• [TASK TO CARRY OUT] Copy every line from the material below that holds "double".

• [SUPPLIED ENTRIES]
= = = = = = =

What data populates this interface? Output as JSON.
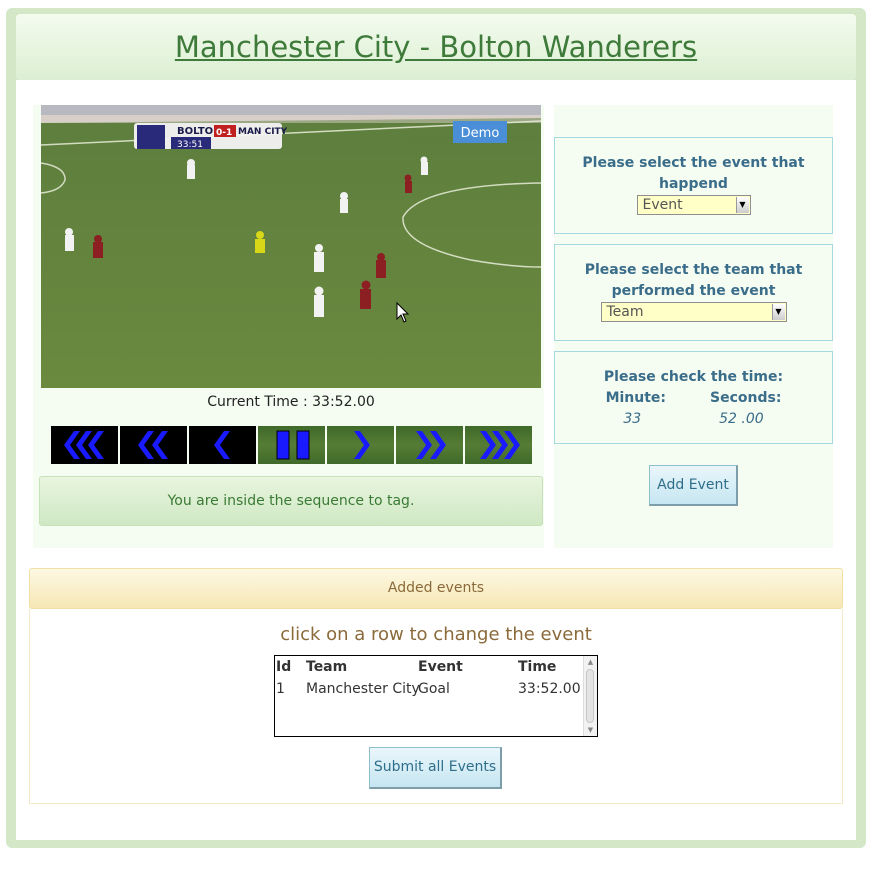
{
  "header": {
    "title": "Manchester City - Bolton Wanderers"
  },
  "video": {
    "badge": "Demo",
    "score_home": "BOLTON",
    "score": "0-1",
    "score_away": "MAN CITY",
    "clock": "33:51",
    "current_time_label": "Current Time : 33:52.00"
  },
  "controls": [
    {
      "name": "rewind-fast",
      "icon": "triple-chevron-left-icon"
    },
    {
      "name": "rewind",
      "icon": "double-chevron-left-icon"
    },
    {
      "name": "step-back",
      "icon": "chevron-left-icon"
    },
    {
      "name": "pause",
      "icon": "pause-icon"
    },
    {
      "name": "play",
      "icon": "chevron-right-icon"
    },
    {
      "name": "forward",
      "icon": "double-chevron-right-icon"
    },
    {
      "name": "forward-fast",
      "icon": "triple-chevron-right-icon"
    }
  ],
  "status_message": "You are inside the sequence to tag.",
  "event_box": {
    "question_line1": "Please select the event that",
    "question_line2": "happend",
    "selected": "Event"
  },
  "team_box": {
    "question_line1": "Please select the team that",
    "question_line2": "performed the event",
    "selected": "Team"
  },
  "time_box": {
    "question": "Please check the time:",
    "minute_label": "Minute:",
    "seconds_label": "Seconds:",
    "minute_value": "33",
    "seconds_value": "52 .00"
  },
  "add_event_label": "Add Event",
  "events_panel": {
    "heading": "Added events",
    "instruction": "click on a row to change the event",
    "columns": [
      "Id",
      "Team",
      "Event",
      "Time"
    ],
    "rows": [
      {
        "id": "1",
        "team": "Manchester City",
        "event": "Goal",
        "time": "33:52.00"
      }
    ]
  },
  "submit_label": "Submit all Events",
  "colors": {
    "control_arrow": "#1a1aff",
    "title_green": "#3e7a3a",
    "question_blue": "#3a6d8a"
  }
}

= = = = = = =

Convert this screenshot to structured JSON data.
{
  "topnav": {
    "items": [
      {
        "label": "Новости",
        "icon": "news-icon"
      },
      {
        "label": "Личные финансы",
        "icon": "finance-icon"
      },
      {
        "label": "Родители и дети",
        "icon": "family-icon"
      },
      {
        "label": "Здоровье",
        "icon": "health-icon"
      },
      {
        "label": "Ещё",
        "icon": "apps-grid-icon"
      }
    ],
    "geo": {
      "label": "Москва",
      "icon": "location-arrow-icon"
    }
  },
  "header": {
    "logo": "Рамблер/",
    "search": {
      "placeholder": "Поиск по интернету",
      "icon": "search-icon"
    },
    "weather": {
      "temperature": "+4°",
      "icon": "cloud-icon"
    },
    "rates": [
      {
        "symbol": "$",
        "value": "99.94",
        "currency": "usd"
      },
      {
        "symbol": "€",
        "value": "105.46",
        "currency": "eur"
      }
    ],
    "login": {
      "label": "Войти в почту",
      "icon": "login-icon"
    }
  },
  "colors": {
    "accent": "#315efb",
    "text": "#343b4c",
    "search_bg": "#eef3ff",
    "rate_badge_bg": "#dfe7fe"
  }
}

= = = = = = =

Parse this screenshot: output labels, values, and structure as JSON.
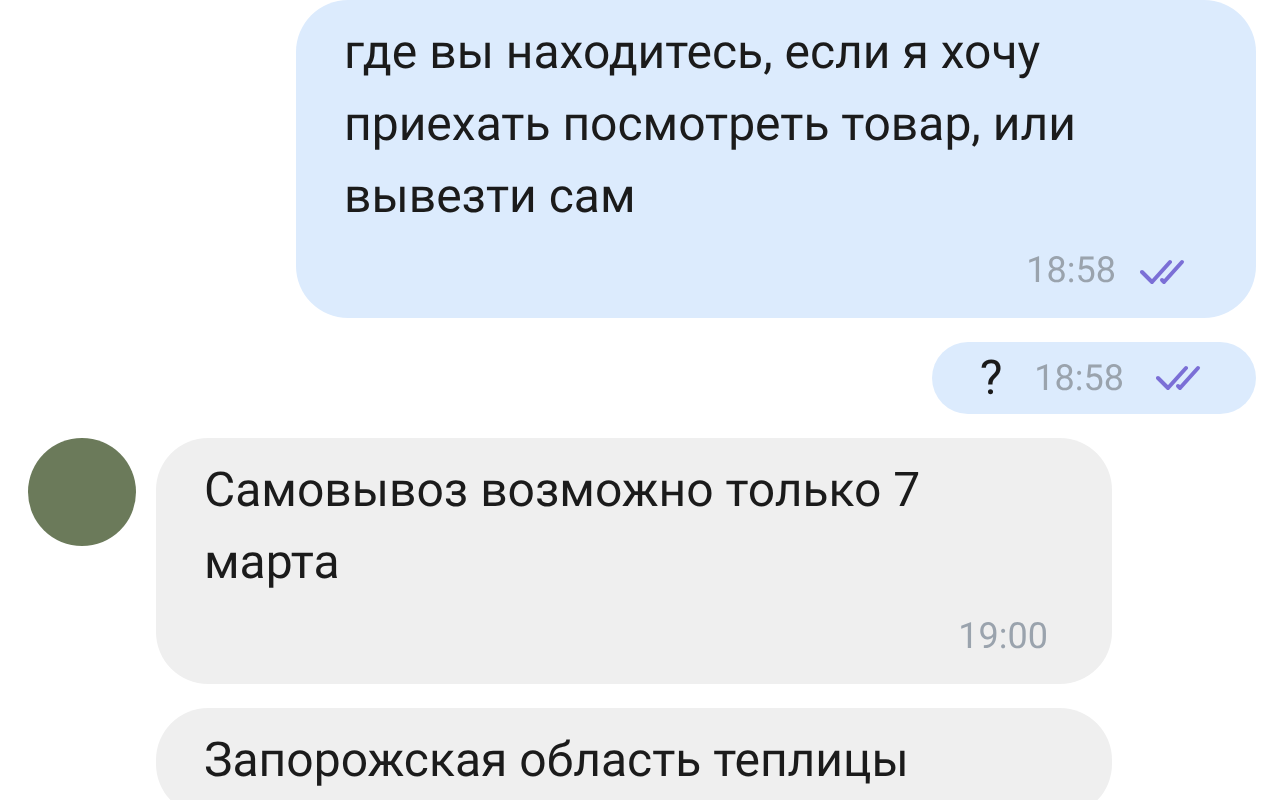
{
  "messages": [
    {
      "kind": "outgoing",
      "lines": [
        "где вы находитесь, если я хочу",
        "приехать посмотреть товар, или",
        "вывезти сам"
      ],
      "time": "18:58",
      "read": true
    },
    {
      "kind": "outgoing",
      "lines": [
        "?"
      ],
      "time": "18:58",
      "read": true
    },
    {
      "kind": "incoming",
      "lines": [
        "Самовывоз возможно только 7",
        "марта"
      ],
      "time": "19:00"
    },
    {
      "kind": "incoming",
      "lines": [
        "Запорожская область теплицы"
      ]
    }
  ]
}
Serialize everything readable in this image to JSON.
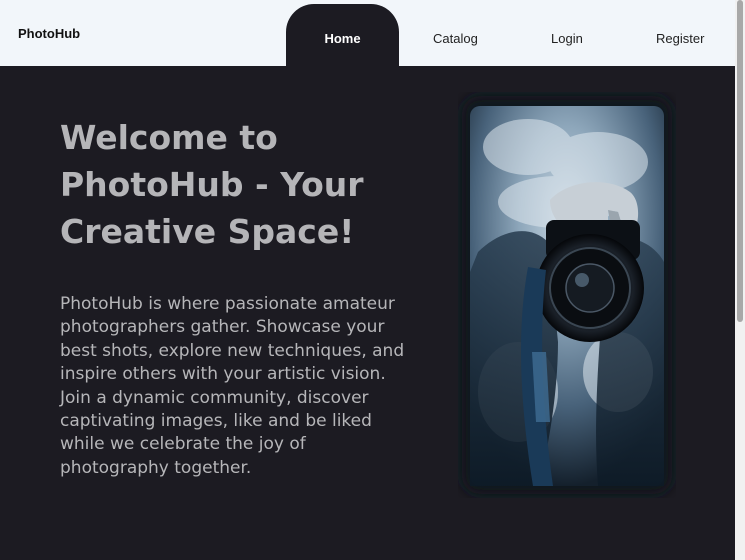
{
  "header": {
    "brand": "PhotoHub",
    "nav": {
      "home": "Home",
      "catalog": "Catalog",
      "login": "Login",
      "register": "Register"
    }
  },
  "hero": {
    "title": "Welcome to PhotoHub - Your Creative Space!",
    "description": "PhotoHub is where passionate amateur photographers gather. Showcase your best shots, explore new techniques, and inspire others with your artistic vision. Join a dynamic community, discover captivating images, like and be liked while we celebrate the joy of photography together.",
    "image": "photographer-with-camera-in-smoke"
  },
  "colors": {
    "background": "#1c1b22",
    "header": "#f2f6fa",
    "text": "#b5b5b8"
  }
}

= = = = = = =

• [TASK ANSWER]
      "icon": "double-chevron-left-icon"
      "icon": "double-chevron-right-icon"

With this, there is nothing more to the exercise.